▶ PASSAGE:
· · ·

WGVU-TV, virtual channel 35 (VHF digital channel 11), is a Public Broadcasting Service (PBS) member television station licensed to Grand Rapids, Michigan, United States. It operates a full-time satellite station, WGVK (virtual channel 52, VHF digital channel 5) in Kalamazoo. The two stations are owned by Grand Valley State University, and maintain studios in the Meijer Public Broadcast Center, located in the Eberhard Center on the GVSU Pew Campus in downtown Grand Rapids. WGVU's transmitter is located near the GVSU main campus in Allendale, while WGVK's transmitter is based in Kalamazoo's Westwood neighborhood.

History
The station signed on the air on December 17, 1972, as WGVC, owned by what was then Grand Valley State College. Channel 35 originally operated from the basement of Manitou Hall on GVSC's Allendale campus.

WGVC's signal was somewhat marginal in the southern portion of the vast West Michigan market (Kalamazoo and Battle Creek). It must conform its signal to protect fellow PBS member WNIT in South Bend, Indiana, on adjacent channel 34. In much of this area, WGVC could only be seen on cable. This was very similar to what the area's main ABC affiliate, WZZM-TV (channel 13), faced due to the presence of WTVG in Toledo, Ohio. To make up for this shortfall in coverage, Grand Valley State signed on WGVK as a satellite station in 1984. In 1986, the station relocated to its current studio facility at the Meijer Public Broadcast Center. The station's callsign was changed to WGVU-TV in 1987, when Grand Valley State was elevated to university status.

Programming
WGVU produces numerous local programs. It also carries national shows from PBS, American Public Television, and the National Educational Telecommunications Association. NPR and PRI programming heard on WGVU-FM is aired on the fifth digital subchannel's SAP channel.

Weekly
 Ask The... – a live call-in show about a specific topic, hosted by Shelley Irwin; it airs Thursdays at 6:00 p.m.
 Grand Valley State Sports Report (formerly GV Sports) – hosted by WZZM-TV sports anchor Brent Ashcroft, this program covers Grand Valley State University athletics. During the athletic season, it airs Mondays at 6 and 11 p.m., and does not air during the summer months.
 West Michigan Week – a program discussing the week's news headlines, hosted by Patrick Center; it airs Fridays at 9:30 p.m.
 WGVU Newsmakers – a program profiling people and issues, hosted by Patrick Center; it airs Wednesdays at 6:00 p.m.

· · ·

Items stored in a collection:
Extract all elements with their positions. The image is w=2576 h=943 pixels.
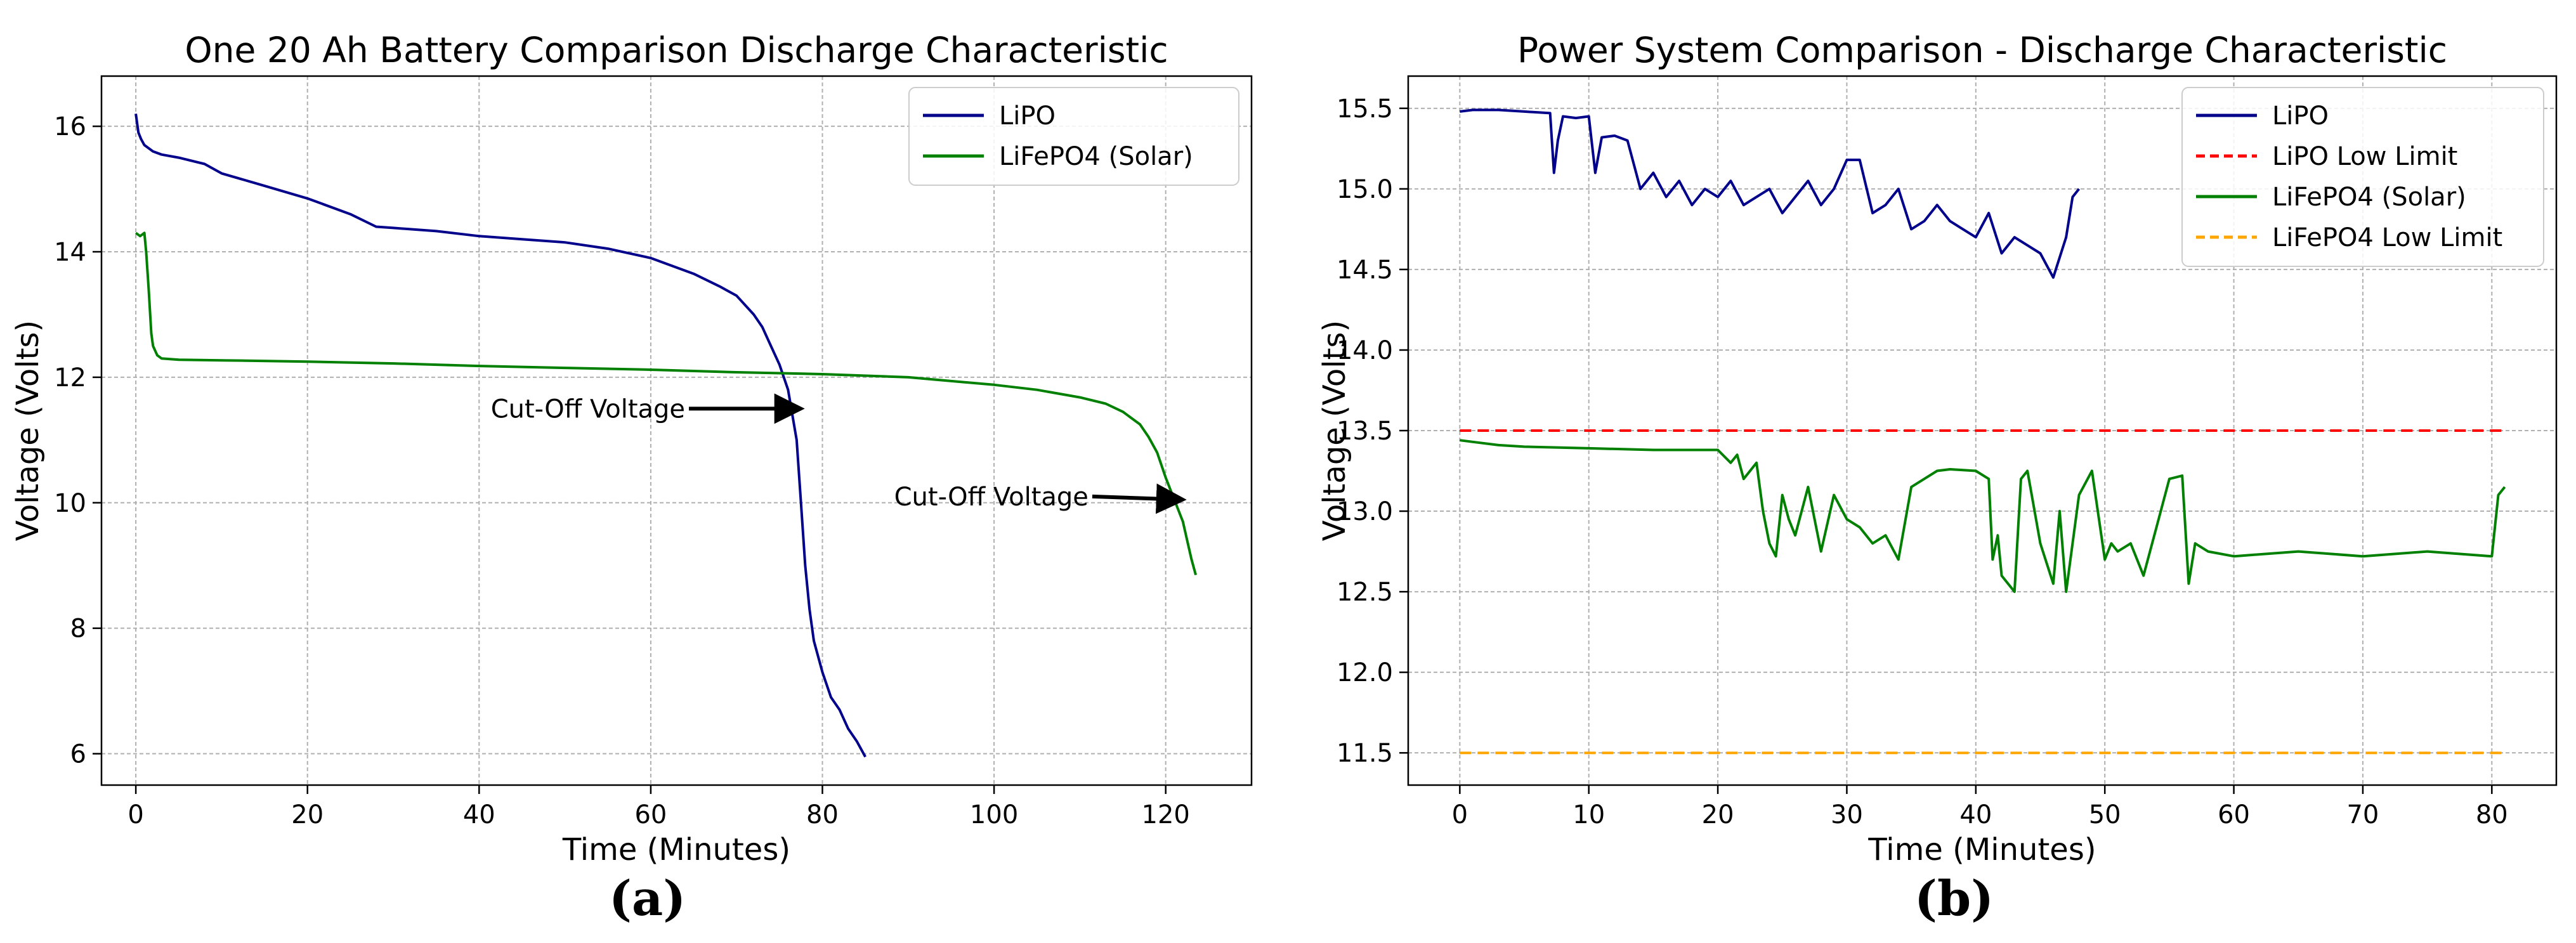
chart-title: One 20 Ah Battery Comparison Discharge C… [185,30,1168,70]
series-line [134,114,866,758]
legend: LiPO LiFePO4 (Solar) [908,87,1239,186]
annotation-label: Cut-Off Voltage [491,394,685,424]
x-tick-label: 0 [1452,800,1468,829]
chart-title: Power System Comparison - Discharge Char… [1517,30,2447,70]
y-tick-label: 16 [54,112,86,141]
chart-b: 0 10 20 30 40 50 60 70 80 11.5 12.0 12.5 13.0 13.5 14.… [1317,30,2558,868]
y-tick-label: 14.0 [1337,336,1393,365]
x-tick-label: 100 [970,800,1018,829]
legend-entry: LiFePO4 Low Limit [2272,223,2502,252]
x-tick-label: 60 [2218,800,2250,829]
legend-box [908,87,1239,186]
chart-a: 0 20 40 60 80 100 120 6 8 10 12 14 16 One 20 Ah Batte… [10,30,1253,868]
x-tick-label: 40 [1959,800,1992,829]
legend: LiPO LiPO Low Limit LiFePO4 (Solar) LiFePO4… [2181,87,2544,267]
legend-entry: LiFePO4 (Solar) [999,142,1193,171]
x-tick-label: 70 [2346,800,2379,829]
panel-label-a: (a) [609,870,686,927]
y-tick-label: 14.5 [1337,256,1393,285]
y-tick-label: 12 [54,363,86,393]
series-line [1460,439,2506,594]
y-tick-label: 13.5 [1337,417,1393,446]
y-tick-label: 12.0 [1337,658,1393,687]
y-axis-label: Voltage (Volts) [1317,320,1352,541]
annotation-label: Cut-Off Voltage [894,483,1089,512]
x-tick-label: 20 [1702,800,1734,829]
legend-entry: LiPO [2272,101,2329,131]
x-axis-label: Time (Minutes) [562,832,790,868]
series-line [134,231,1198,576]
x-tick-label: 80 [2476,800,2508,829]
y-tick-label: 15.0 [1337,175,1393,204]
y-tick-label: 13.0 [1337,497,1393,526]
y-tick-label: 6 [70,740,86,769]
series-line [1460,108,2081,279]
y-tick-label: 12.5 [1337,578,1393,607]
y-tick-label: 11.5 [1337,739,1393,768]
x-tick-label: 60 [634,800,667,829]
y-tick-label: 14 [54,238,86,267]
x-tick-label: 20 [291,800,324,829]
y-axis-label: Voltage (Volts) [10,320,46,541]
x-tick-label: 120 [1142,800,1190,829]
legend-entry: LiPO Low Limit [2272,142,2457,171]
x-tick-label: 10 [1572,800,1605,829]
x-tick-label: 50 [2089,800,2121,829]
x-tick-label: 30 [1831,800,1863,829]
annotation-arrow [1092,483,1187,514]
y-tick-label: 10 [54,489,86,518]
y-tick-label: 8 [70,615,86,644]
plot-frame [100,75,1253,786]
legend-entry: LiPO [999,101,1056,131]
x-tick-label: 80 [806,800,839,829]
x-tick-label: 40 [463,800,495,829]
legend-box [2181,87,2544,267]
legend-entry: LiFePO4 (Solar) [2272,183,2466,212]
x-tick-label: 0 [127,800,143,829]
panel-label-b: (b) [1914,870,1994,927]
x-axis-label: Time (Minutes) [1867,832,2096,868]
y-tick-label: 15.5 [1337,94,1393,124]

· · ·

▶ PROBLEM 1: According to the WGVU-TV article, on what date did the station first sign on the air?
▶ PROBLEM 2: Pick up the WGVU-TV article after its final line and continue it.

▶ EXERCISE RESULT 1: December 17, 1972.

▶ EXERCISE RESULT 2:
Specials
 WGVU Community Connection – a monthly program hosted by Shelley Irwin. It spotlights non-profit agencies in West Michigan.
 WGVU Family Health Matters – a program covering health issues.

Documentaries
Notable documentaries produced by WGVU include LZ Michigan (A "Landing Zone" to Remember, Honor, and Celebrate our Community's Veterans and Their Families), Time and Chance: Gerald Ford's Appointment with History, Surviving Auschwitz: Children of the Shoah and Defying Hitler.

Digital television

Digital channels
The stations' digital signals are multiplexed:

WGVU/WGVK's main channel offers programming in 1080i high definition; standard definition programs are shown with pillarboxing. WGVU/WGVK's sixth subchannel offers a scrolling still screen featuring schedule information for the station's five other subchannels, along with background audio and NPR news updates. WGVU-FM is available through the SAP channel on the DT1 channel outside programs carrying Descriptive Video Service audio.

Analog-to-digital conversion
Both stations shut down their analog signals respectively, on June 12, 2009, as part of the federally mandated transition from analog to digital television:
 WGVU-TV shut down its analog signal, over UHF channel 35; the station's digital signal remained on its pre-transition VHF channel 11, using PSIP to display WGVU-TV's virtual channel as 35 on digital television receivers.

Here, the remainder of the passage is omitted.